- **Stored data**
--------------------

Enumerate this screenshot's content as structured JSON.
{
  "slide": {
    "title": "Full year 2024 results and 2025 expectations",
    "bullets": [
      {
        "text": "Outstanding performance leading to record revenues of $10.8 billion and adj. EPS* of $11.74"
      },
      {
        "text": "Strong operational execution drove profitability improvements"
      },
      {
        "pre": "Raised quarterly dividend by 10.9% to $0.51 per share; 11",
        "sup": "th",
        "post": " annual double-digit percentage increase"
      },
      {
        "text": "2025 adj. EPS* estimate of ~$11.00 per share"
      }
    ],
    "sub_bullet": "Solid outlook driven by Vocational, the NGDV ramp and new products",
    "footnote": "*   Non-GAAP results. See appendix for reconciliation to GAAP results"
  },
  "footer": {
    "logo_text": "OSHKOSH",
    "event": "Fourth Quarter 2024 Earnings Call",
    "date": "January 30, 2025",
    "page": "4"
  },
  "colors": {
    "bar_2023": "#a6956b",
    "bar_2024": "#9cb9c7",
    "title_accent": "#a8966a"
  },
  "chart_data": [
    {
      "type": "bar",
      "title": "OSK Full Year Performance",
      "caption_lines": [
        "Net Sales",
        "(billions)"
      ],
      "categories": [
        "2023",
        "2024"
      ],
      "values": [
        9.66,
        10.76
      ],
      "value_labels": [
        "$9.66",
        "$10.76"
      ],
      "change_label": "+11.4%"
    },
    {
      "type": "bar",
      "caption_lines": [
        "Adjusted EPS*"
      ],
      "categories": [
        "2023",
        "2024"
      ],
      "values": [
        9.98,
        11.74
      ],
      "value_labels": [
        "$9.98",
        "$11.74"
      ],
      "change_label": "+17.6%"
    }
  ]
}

--------------------

- **What is required**
State, as a bare number, how many lines of the listing hold the word "Full".

- **Finished task**
2